Task details:
Copy out all lines carrying the word "GPRS".

── The data

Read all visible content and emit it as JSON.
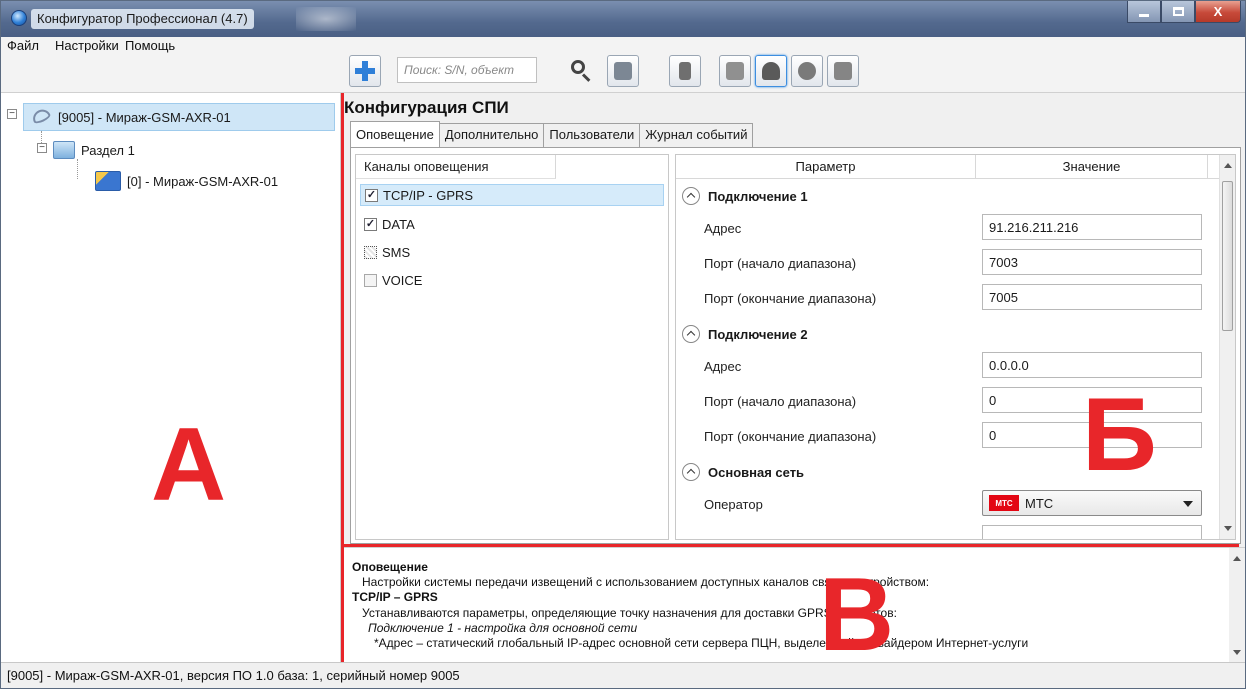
{
  "window": {
    "title": "Конфигуратор Профессионал (4.7)",
    "buttons": {
      "minimize": "",
      "maximize": "",
      "close": "X"
    }
  },
  "menu": {
    "items": [
      "Файл",
      "Настройки",
      "Помощь"
    ]
  },
  "toolbar": {
    "search_placeholder": "Поиск: S/N, объект",
    "icons": [
      "add-icon",
      "search-icon",
      "user-computer-icon",
      "usb-icon",
      "ethernet-icon",
      "wifi-icon",
      "globe-icon",
      "modem-icon"
    ]
  },
  "tree": {
    "root": "[9005] - Мираж-GSM-AXR-01",
    "section": "Раздел 1",
    "device": "[0] - Мираж-GSM-AXR-01",
    "expander_symbol": "−"
  },
  "annotations": {
    "a": "А",
    "b": "Б",
    "c": "В"
  },
  "content": {
    "title": "Конфигурация СПИ",
    "tabs": [
      "Оповещение",
      "Дополнительно",
      "Пользователи",
      "Журнал событий"
    ],
    "channels_header": "Каналы оповещения",
    "channels": [
      {
        "label": "TCP/IP - GPRS",
        "state": "checked",
        "mark": "✓"
      },
      {
        "label": "DATA",
        "state": "checked",
        "mark": "✓"
      },
      {
        "label": "SMS",
        "state": "indeterminate",
        "mark": ""
      },
      {
        "label": "VOICE",
        "state": "unchecked",
        "mark": ""
      }
    ],
    "params_header": {
      "param": "Параметр",
      "value": "Значение"
    },
    "groups": [
      {
        "title": "Подключение 1",
        "rows": [
          {
            "label": "Адрес",
            "value": "91.216.211.216"
          },
          {
            "label": "Порт (начало диапазона)",
            "value": "7003"
          },
          {
            "label": "Порт (окончание диапазона)",
            "value": "7005"
          }
        ]
      },
      {
        "title": "Подключение 2",
        "rows": [
          {
            "label": "Адрес",
            "value": "0.0.0.0"
          },
          {
            "label": "Порт (начало диапазона)",
            "value": "0"
          },
          {
            "label": "Порт (окончание диапазона)",
            "value": "0"
          }
        ]
      },
      {
        "title": "Основная сеть",
        "rows": [
          {
            "label": "Оператор",
            "value": "МТС",
            "logo": "МТС"
          }
        ]
      }
    ]
  },
  "help": {
    "lines": [
      "Оповещение",
      "Настройки системы передачи извещений с использованием доступных каналов связи с устройством:",
      "TCP/IP – GPRS",
      "Устанавливаются параметры, определяющие точку назначения для доставки GPRS IP-пакетов:",
      "Подключение 1 - настройка для основной сети",
      "*Адрес – статический глобальный IP-адрес основной сети сервера ПЦН, выделенный провайдером Интернет-услуги"
    ]
  },
  "status": {
    "text": "[9005] - Мираж-GSM-AXR-01, версия ПО 1.0 база: 1, серийный номер 9005"
  },
  "colors": {
    "annotation_red": "#e8262a",
    "selection": "#cfe6f7",
    "mts_red": "#e30613"
  }
}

────

Complete response:
        "label": "TCP/IP - GPRS",
      "TCP/IP – GPRS",
      "Устанавливаются параметры, определяющие точку назначения для доставки GPRS IP-пакетов:",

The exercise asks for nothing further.